• **WRITTEN EXERCISE**
Give every entry again, unchanged, and leave its images out.

Entries from a dataset
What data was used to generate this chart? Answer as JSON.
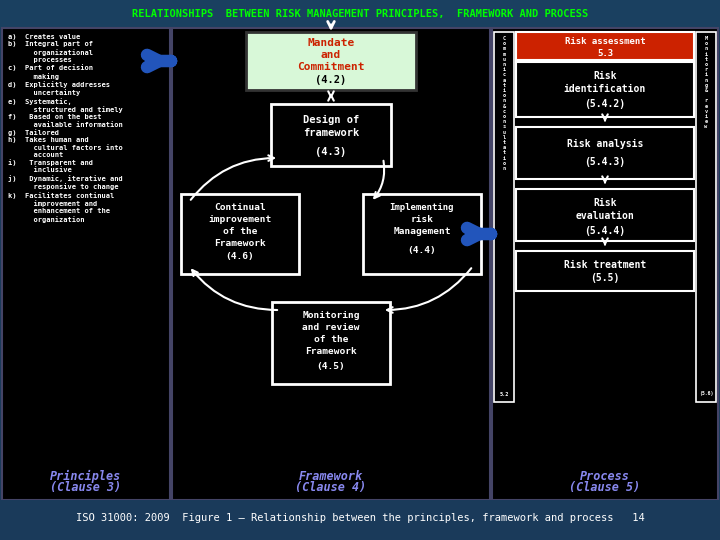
{
  "title": "RELATIONSHIPS  BETWEEN RISK MANAGEMENT PRINCIPLES,  FRAMEWORK AND PROCESS",
  "title_color": "#00FF00",
  "bg_color": "#1a3a5a",
  "footer": "ISO 31000: 2009  Figure 1 – Relationship between the principles, framework and process   14",
  "principles_text": "a)  Creates value\nb)  Integral part of\n      organizational\n      processes\nc)  Part of decision\n      making\nd)  Explicitly addresses\n      uncertainty\ne)  Systematic,\n      structured and timely\nf)   Based on the best\n      available information\ng)  Tailored\nh)  Takes human and\n      cultural factors into\n      account\ni)   Transparent and\n      inclusive\nj)   Dynamic, iterative and\n      responsive to change\nk)  Facilitates continual\n      improvement and\n      enhancement of the\n      organization",
  "comm_text": "C\no\nm\nm\nu\nn\ni\nc\na\nt\ni\no\nn\n&\nc\no\nn\ns\nu\nl\nt\na\nt\ni\no\nn",
  "monitor_text": "M\no\nn\ni\nt\no\nr\ni\nn\ng\n&\n\nr\ne\nv\ni\ne\nw"
}
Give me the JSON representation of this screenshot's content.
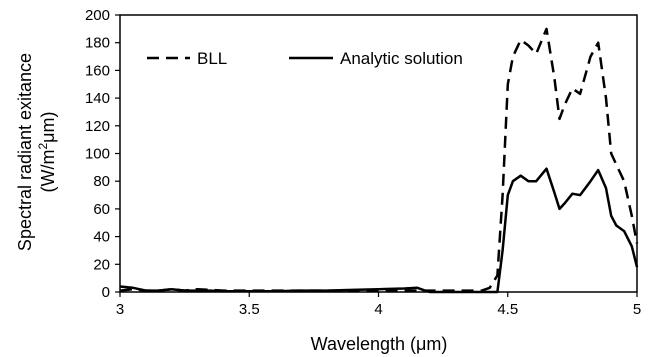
{
  "chart_data": {
    "type": "line",
    "xlabel": "Wavelength (μm)",
    "ylabel_line1": "Spectral radiant exitance",
    "ylabel_line2_prefix": "(W/m",
    "ylabel_line2_sup": "2",
    "ylabel_line2_suffix": "μm)",
    "xlim": [
      3,
      5
    ],
    "ylim": [
      0,
      200
    ],
    "xticks": [
      3,
      3.5,
      4,
      4.5,
      5
    ],
    "xtick_labels": [
      "3",
      "3.5",
      "4",
      "4.5",
      "5"
    ],
    "yticks": [
      0,
      20,
      40,
      60,
      80,
      100,
      120,
      140,
      160,
      180,
      200
    ],
    "ytick_labels": [
      "0",
      "20",
      "40",
      "60",
      "80",
      "100",
      "120",
      "140",
      "160",
      "180",
      "200"
    ],
    "grid": false,
    "legend_position": "top-left",
    "series": [
      {
        "name": "BLL",
        "style": "dashed",
        "color": "#000000",
        "x": [
          3.0,
          3.05,
          3.1,
          3.15,
          3.2,
          3.25,
          3.3,
          3.4,
          3.5,
          3.6,
          3.8,
          4.0,
          4.1,
          4.2,
          4.3,
          4.4,
          4.43,
          4.46,
          4.48,
          4.5,
          4.52,
          4.55,
          4.58,
          4.61,
          4.65,
          4.68,
          4.7,
          4.72,
          4.75,
          4.78,
          4.82,
          4.85,
          4.88,
          4.9,
          4.92,
          4.95,
          4.98,
          5.0
        ],
        "y": [
          1,
          2,
          1,
          1,
          2,
          1,
          2,
          1,
          1,
          1,
          1,
          1,
          1,
          1,
          1,
          1,
          3,
          12,
          70,
          150,
          170,
          182,
          178,
          172,
          190,
          155,
          125,
          135,
          147,
          143,
          170,
          180,
          140,
          100,
          92,
          80,
          55,
          35
        ]
      },
      {
        "name": "Analytic solution",
        "style": "solid",
        "color": "#000000",
        "x": [
          3.0,
          3.05,
          3.1,
          3.15,
          3.2,
          3.25,
          3.3,
          3.35,
          3.4,
          3.5,
          3.6,
          3.7,
          3.8,
          3.9,
          4.0,
          4.1,
          4.15,
          4.18,
          4.2,
          4.3,
          4.4,
          4.46,
          4.48,
          4.5,
          4.52,
          4.55,
          4.58,
          4.61,
          4.65,
          4.68,
          4.7,
          4.72,
          4.75,
          4.78,
          4.82,
          4.85,
          4.88,
          4.9,
          4.92,
          4.95,
          4.98,
          5.0
        ],
        "y": [
          4,
          3,
          1,
          1,
          2,
          1,
          1,
          1,
          0.5,
          0.5,
          0.5,
          1,
          1,
          1.5,
          2,
          2.5,
          3,
          1,
          0,
          0,
          0,
          0,
          30,
          70,
          80,
          84,
          80,
          80,
          89,
          72,
          60,
          64,
          71,
          70,
          80,
          88,
          75,
          55,
          48,
          44,
          33,
          18
        ]
      }
    ]
  }
}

• **RESULT FOR THIS EXERCISE**
What data was used to generate this chart? Answer as JSON.
{
  "title": "RELATIONSHIPS  BETWEEN RISK MANAGEMENT PRINCIPLES,  FRAMEWORK AND PROCESS",
  "title_color": "#00FF00",
  "bg_color": "#1a3a5a",
  "footer": "ISO 31000: 2009  Figure 1 – Relationship between the principles, framework and process   14",
  "principles_text": "a)  Creates value\nb)  Integral part of\n      organizational\n      processes\nc)  Part of decision\n      making\nd)  Explicitly addresses\n      uncertainty\ne)  Systematic,\n      structured and timely\nf)   Based on the best\n      available information\ng)  Tailored\nh)  Takes human and\n      cultural factors into\n      account\ni)   Transparent and\n      inclusive\nj)   Dynamic, iterative and\n      responsive to change\nk)  Facilitates continual\n      improvement and\n      enhancement of the\n      organization",
  "comm_text": "C\no\nm\nm\nu\nn\ni\nc\na\nt\ni\no\nn\n&\nc\no\nn\ns\nu\nl\nt\na\nt\ni\no\nn",
  "monitor_text": "M\no\nn\ni\nt\no\nr\ni\nn\ng\n&\n\nr\ne\nv\ni\ne\nw"
}
Give me the JSON representation of this screenshot's content.
{
  "chart_data": {
    "type": "line",
    "xlabel": "Wavelength (μm)",
    "ylabel_line1": "Spectral radiant exitance",
    "ylabel_line2_prefix": "(W/m",
    "ylabel_line2_sup": "2",
    "ylabel_line2_suffix": "μm)",
    "xlim": [
      3,
      5
    ],
    "ylim": [
      0,
      200
    ],
    "xticks": [
      3,
      3.5,
      4,
      4.5,
      5
    ],
    "xtick_labels": [
      "3",
      "3.5",
      "4",
      "4.5",
      "5"
    ],
    "yticks": [
      0,
      20,
      40,
      60,
      80,
      100,
      120,
      140,
      160,
      180,
      200
    ],
    "ytick_labels": [
      "0",
      "20",
      "40",
      "60",
      "80",
      "100",
      "120",
      "140",
      "160",
      "180",
      "200"
    ],
    "grid": false,
    "legend_position": "top-left",
    "series": [
      {
        "name": "BLL",
        "style": "dashed",
        "color": "#000000",
        "x": [
          3.0,
          3.05,
          3.1,
          3.15,
          3.2,
          3.25,
          3.3,
          3.4,
          3.5,
          3.6,
          3.8,
          4.0,
          4.1,
          4.2,
          4.3,
          4.4,
          4.43,
          4.46,
          4.48,
          4.5,
          4.52,
          4.55,
          4.58,
          4.61,
          4.65,
          4.68,
          4.7,
          4.72,
          4.75,
          4.78,
          4.82,
          4.85,
          4.88,
          4.9,
          4.92,
          4.95,
          4.98,
          5.0
        ],
        "y": [
          1,
          2,
          1,
          1,
          2,
          1,
          2,
          1,
          1,
          1,
          1,
          1,
          1,
          1,
          1,
          1,
          3,
          12,
          70,
          150,
          170,
          182,
          178,
          172,
          190,
          155,
          125,
          135,
          147,
          143,
          170,
          180,
          140,
          100,
          92,
          80,
          55,
          35
        ]
      },
      {
        "name": "Analytic solution",
        "style": "solid",
        "color": "#000000",
        "x": [
          3.0,
          3.05,
          3.1,
          3.15,
          3.2,
          3.25,
          3.3,
          3.35,
          3.4,
          3.5,
          3.6,
          3.7,
          3.8,
          3.9,
          4.0,
          4.1,
          4.15,
          4.18,
          4.2,
          4.3,
          4.4,
          4.46,
          4.48,
          4.5,
          4.52,
          4.55,
          4.58,
          4.61,
          4.65,
          4.68,
          4.7,
          4.72,
          4.75,
          4.78,
          4.82,
          4.85,
          4.88,
          4.9,
          4.92,
          4.95,
          4.98,
          5.0
        ],
        "y": [
          4,
          3,
          1,
          1,
          2,
          1,
          1,
          1,
          0.5,
          0.5,
          0.5,
          1,
          1,
          1.5,
          2,
          2.5,
          3,
          1,
          0,
          0,
          0,
          0,
          30,
          70,
          80,
          84,
          80,
          80,
          89,
          72,
          60,
          64,
          71,
          70,
          80,
          88,
          75,
          55,
          48,
          44,
          33,
          18
        ]
      }
    ]
  }
}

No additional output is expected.